WRITTEN INSTRUCTION ->
All of the records listed below should be retyped exactly.

Data entries ->
___
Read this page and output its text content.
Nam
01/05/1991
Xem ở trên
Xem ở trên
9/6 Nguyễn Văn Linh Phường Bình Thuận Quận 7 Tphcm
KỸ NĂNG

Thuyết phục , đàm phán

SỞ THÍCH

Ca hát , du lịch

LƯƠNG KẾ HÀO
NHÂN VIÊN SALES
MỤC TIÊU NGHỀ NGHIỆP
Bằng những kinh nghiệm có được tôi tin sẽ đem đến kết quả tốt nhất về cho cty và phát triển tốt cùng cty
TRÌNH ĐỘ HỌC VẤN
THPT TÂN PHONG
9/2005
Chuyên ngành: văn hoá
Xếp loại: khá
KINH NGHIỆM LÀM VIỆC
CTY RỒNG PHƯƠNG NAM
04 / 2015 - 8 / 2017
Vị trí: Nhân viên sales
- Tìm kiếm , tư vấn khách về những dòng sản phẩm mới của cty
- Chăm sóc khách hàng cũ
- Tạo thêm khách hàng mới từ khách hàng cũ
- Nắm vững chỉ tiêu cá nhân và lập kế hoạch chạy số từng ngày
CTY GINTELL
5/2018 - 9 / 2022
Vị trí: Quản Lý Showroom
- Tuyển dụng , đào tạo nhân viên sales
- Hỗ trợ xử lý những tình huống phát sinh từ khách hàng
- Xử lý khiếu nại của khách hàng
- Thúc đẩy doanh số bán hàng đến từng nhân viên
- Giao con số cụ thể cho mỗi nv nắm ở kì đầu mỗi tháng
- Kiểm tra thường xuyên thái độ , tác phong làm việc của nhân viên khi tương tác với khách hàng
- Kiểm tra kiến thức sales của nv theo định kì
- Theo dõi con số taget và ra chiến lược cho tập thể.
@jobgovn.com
___
OUTPUT FOR THIS TASK ->
Read this page and output its text content.
Nam
01/05/1991
Xem ở trên
Xem ở trên
9/6 Nguyễn Văn Linh Phường Bình Thuận Quận 7 Tphcm
KỸ NĂNG

Thuyết phục , đàm phán

SỞ THÍCH

Ca hát , du lịch

LƯƠNG KẾ HÀO
NHÂN VIÊN SALES
MỤC TIÊU NGHỀ NGHIỆP
Bằng những kinh nghiệm có được tôi tin sẽ đem đến kết quả tốt nhất về cho cty và phát triển tốt cùng cty
TRÌNH ĐỘ HỌC VẤN
THPT TÂN PHONG
9/2005
Chuyên ngành: văn hoá
Xếp loại: khá
KINH NGHIỆM LÀM VIỆC
CTY RỒNG PHƯƠNG NAM
04 / 2015 - 8 / 2017
Vị trí: Nhân viên sales
- Tìm kiếm , tư vấn khách về những dòng sản phẩm mới của cty
- Chăm sóc khách hàng cũ
- Tạo thêm khách hàng mới từ khách hàng cũ
- Nắm vững chỉ tiêu cá nhân và lập kế hoạch chạy số từng ngày
CTY GINTELL
5/2018 - 9 / 2022
Vị trí: Quản Lý Showroom
- Tuyển dụng , đào tạo nhân viên sales
- Hỗ trợ xử lý những tình huống phát sinh từ khách hàng
- Xử lý khiếu nại của khách hàng
- Thúc đẩy doanh số bán hàng đến từng nhân viên
- Giao con số cụ thể cho mỗi nv nắm ở kì đầu mỗi tháng
- Kiểm tra thường xuyên thái độ , tác phong làm việc của nhân viên khi tương tác với khách hàng
- Kiểm tra kiến thức sales của nv theo định kì
- Theo dõi con số taget và ra chiến lược cho tập thể.
@jobgovn.com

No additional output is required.